(begin)

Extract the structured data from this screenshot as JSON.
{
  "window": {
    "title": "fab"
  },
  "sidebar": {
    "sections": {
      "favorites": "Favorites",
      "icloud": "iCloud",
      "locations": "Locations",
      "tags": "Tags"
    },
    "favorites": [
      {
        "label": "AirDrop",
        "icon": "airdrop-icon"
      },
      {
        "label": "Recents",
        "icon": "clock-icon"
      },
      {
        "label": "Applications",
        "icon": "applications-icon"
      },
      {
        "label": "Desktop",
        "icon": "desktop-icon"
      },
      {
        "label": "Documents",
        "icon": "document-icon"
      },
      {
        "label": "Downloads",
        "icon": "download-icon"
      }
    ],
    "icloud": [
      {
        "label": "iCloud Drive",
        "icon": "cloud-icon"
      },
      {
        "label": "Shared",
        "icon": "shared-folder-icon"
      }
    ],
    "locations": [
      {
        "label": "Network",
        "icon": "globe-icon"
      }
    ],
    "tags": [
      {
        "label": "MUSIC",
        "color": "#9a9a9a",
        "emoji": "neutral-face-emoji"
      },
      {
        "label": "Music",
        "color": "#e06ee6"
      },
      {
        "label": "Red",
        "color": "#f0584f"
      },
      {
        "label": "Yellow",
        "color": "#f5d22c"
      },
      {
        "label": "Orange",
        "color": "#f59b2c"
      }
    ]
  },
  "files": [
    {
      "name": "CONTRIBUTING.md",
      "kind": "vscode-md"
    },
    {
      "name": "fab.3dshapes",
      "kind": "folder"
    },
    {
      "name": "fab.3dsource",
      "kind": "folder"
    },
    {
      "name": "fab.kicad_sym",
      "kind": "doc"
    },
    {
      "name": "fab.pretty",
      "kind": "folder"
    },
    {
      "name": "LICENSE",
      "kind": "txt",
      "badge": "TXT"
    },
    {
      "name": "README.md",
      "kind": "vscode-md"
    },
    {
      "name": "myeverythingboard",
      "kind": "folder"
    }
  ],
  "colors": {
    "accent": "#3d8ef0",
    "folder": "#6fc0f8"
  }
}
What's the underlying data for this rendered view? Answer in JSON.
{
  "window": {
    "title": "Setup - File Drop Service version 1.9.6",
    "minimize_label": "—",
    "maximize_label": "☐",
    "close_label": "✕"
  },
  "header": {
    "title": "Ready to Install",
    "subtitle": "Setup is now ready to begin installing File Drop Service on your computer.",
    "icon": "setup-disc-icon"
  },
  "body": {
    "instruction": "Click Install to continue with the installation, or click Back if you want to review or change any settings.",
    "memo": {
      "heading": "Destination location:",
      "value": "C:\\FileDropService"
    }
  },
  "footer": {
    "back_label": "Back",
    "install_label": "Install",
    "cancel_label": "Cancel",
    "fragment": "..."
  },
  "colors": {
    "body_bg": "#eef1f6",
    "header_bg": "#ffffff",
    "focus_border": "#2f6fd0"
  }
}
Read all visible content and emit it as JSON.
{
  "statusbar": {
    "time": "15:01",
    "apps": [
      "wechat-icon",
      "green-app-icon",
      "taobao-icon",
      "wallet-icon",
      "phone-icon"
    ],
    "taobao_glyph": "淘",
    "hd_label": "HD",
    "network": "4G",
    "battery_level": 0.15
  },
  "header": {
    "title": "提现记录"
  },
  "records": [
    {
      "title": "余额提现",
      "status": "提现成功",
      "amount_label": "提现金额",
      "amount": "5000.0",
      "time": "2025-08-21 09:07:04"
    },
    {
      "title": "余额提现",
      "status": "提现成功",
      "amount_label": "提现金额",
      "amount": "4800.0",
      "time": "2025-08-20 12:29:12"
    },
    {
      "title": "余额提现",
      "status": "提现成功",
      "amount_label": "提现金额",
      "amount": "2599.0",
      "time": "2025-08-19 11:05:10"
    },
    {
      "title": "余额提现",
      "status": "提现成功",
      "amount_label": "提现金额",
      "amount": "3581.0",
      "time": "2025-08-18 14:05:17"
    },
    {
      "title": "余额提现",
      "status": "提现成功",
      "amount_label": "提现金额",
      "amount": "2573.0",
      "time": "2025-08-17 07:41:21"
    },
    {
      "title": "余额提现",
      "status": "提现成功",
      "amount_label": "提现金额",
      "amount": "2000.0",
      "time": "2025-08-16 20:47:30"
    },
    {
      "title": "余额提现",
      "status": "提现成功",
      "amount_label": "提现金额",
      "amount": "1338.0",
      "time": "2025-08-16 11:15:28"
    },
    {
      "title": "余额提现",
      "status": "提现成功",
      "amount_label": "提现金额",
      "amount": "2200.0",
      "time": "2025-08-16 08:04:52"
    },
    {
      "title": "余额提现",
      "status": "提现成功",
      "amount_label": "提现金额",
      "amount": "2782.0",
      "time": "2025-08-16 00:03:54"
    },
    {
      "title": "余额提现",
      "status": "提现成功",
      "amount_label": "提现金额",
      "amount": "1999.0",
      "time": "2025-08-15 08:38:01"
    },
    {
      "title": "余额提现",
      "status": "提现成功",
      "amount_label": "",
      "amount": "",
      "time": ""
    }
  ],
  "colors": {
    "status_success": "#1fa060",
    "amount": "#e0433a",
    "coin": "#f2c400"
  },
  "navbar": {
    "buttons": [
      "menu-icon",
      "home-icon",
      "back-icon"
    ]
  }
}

(end)

* WORK INSTRUCTIONS
In this exercise, repeat all entries exactly.

* WRITTEN SOLUTION
Extract the structured data from this screenshot as JSON.
{
  "window": {
    "title": "fab"
  },
  "sidebar": {
    "sections": {
      "favorites": "Favorites",
      "icloud": "iCloud",
      "locations": "Locations",
      "tags": "Tags"
    },
    "favorites": [
      {
        "label": "AirDrop",
        "icon": "airdrop-icon"
      },
      {
        "label": "Recents",
        "icon": "clock-icon"
      },
      {
        "label": "Applications",
        "icon": "applications-icon"
      },
      {
        "label": "Desktop",
        "icon": "desktop-icon"
      },
      {
        "label": "Documents",
        "icon": "document-icon"
      },
      {
        "label": "Downloads",
        "icon": "download-icon"
      }
    ],
    "icloud": [
      {
        "label": "iCloud Drive",
        "icon": "cloud-icon"
      },
      {
        "label": "Shared",
        "icon": "shared-folder-icon"
      }
    ],
    "locations": [
      {
        "label": "Network",
        "icon": "globe-icon"
      }
    ],
    "tags": [
      {
        "label": "MUSIC",
        "color": "#9a9a9a",
        "emoji": "neutral-face-emoji"
      },
      {
        "label": "Music",
        "color": "#e06ee6"
      },
      {
        "label": "Red",
        "color": "#f0584f"
      },
      {
        "label": "Yellow",
        "color": "#f5d22c"
      },
      {
        "label": "Orange",
        "color": "#f59b2c"
      }
    ]
  },
  "files": [
    {
      "name": "CONTRIBUTING.md",
      "kind": "vscode-md"
    },
    {
      "name": "fab.3dshapes",
      "kind": "folder"
    },
    {
      "name": "fab.3dsource",
      "kind": "folder"
    },
    {
      "name": "fab.kicad_sym",
      "kind": "doc"
    },
    {
      "name": "fab.pretty",
      "kind": "folder"
    },
    {
      "name": "LICENSE",
      "kind": "txt",
      "badge": "TXT"
    },
    {
      "name": "README.md",
      "kind": "vscode-md"
    },
    {
      "name": "myeverythingboard",
      "kind": "folder"
    }
  ],
  "colors": {
    "accent": "#3d8ef0",
    "folder": "#6fc0f8"
  }
}
What's the underlying data for this rendered view? Answer in JSON.
{
  "window": {
    "title": "Setup - File Drop Service version 1.9.6",
    "minimize_label": "—",
    "maximize_label": "☐",
    "close_label": "✕"
  },
  "header": {
    "title": "Ready to Install",
    "subtitle": "Setup is now ready to begin installing File Drop Service on your computer.",
    "icon": "setup-disc-icon"
  },
  "body": {
    "instruction": "Click Install to continue with the installation, or click Back if you want to review or change any settings.",
    "memo": {
      "heading": "Destination location:",
      "value": "C:\\FileDropService"
    }
  },
  "footer": {
    "back_label": "Back",
    "install_label": "Install",
    "cancel_label": "Cancel",
    "fragment": "..."
  },
  "colors": {
    "body_bg": "#eef1f6",
    "header_bg": "#ffffff",
    "focus_border": "#2f6fd0"
  }
}
Read all visible content and emit it as JSON.
{
  "statusbar": {
    "time": "15:01",
    "apps": [
      "wechat-icon",
      "green-app-icon",
      "taobao-icon",
      "wallet-icon",
      "phone-icon"
    ],
    "taobao_glyph": "淘",
    "hd_label": "HD",
    "network": "4G",
    "battery_level": 0.15
  },
  "header": {
    "title": "提现记录"
  },
  "records": [
    {
      "title": "余额提现",
      "status": "提现成功",
      "amount_label": "提现金额",
      "amount": "5000.0",
      "time": "2025-08-21 09:07:04"
    },
    {
      "title": "余额提现",
      "status": "提现成功",
      "amount_label": "提现金额",
      "amount": "4800.0",
      "time": "2025-08-20 12:29:12"
    },
    {
      "title": "余额提现",
      "status": "提现成功",
      "amount_label": "提现金额",
      "amount": "2599.0",
      "time": "2025-08-19 11:05:10"
    },
    {
      "title": "余额提现",
      "status": "提现成功",
      "amount_label": "提现金额",
      "amount": "3581.0",
      "time": "2025-08-18 14:05:17"
    },
    {
      "title": "余额提现",
      "status": "提现成功",
      "amount_label": "提现金额",
      "amount": "2573.0",
      "time": "2025-08-17 07:41:21"
    },
    {
      "title": "余额提现",
      "status": "提现成功",
      "amount_label": "提现金额",
      "amount": "2000.0",
      "time": "2025-08-16 20:47:30"
    },
    {
      "title": "余额提现",
      "status": "提现成功",
      "amount_label": "提现金额",
      "amount": "1338.0",
      "time": "2025-08-16 11:15:28"
    },
    {
      "title": "余额提现",
      "status": "提现成功",
      "amount_label": "提现金额",
      "amount": "2200.0",
      "time": "2025-08-16 08:04:52"
    },
    {
      "title": "余额提现",
      "status": "提现成功",
      "amount_label": "提现金额",
      "amount": "2782.0",
      "time": "2025-08-16 00:03:54"
    },
    {
      "title": "余额提现",
      "status": "提现成功",
      "amount_label": "提现金额",
      "amount": "1999.0",
      "time": "2025-08-15 08:38:01"
    },
    {
      "title": "余额提现",
      "status": "提现成功",
      "amount_label": "",
      "amount": "",
      "time": ""
    }
  ],
  "colors": {
    "status_success": "#1fa060",
    "amount": "#e0433a",
    "coin": "#f2c400"
  },
  "navbar": {
    "buttons": [
      "menu-icon",
      "home-icon",
      "back-icon"
    ]
  }
}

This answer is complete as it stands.